----- Material
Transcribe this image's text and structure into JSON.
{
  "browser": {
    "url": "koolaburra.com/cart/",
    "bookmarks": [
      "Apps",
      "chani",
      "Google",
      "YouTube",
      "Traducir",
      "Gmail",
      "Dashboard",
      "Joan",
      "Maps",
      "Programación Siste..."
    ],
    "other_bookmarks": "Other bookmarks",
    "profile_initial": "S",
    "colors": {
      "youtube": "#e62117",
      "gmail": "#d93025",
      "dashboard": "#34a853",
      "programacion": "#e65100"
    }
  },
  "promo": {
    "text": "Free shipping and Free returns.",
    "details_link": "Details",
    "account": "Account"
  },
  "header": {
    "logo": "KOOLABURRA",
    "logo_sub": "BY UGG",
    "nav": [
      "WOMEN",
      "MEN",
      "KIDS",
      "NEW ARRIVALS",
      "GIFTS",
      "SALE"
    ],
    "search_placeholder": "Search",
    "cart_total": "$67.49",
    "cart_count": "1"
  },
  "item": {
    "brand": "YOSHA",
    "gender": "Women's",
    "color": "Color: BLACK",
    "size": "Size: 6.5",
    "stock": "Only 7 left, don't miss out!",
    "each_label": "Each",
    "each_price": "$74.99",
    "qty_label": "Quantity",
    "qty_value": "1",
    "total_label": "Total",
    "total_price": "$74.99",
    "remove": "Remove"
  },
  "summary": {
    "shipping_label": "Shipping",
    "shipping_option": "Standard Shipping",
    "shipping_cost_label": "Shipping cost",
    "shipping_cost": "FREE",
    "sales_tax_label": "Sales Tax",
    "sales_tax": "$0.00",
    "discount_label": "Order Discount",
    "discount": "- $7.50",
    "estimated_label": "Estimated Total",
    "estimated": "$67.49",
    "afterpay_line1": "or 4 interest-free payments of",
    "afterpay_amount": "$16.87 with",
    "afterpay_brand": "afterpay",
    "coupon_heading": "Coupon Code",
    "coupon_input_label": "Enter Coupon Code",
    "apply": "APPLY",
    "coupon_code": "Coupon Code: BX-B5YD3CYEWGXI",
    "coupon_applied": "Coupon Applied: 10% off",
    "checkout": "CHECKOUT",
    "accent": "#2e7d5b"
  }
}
----------
#### [Goal]
Leave out every line without the string "Coupon" and copy the rest.

#### [Correct output]
    "coupon_heading": "Coupon Code",
    "coupon_input_label": "Enter Coupon Code",
    "coupon_code": "Coupon Code: BX-B5YD3CYEWGXI",
    "coupon_applied": "Coupon Applied: 10% off",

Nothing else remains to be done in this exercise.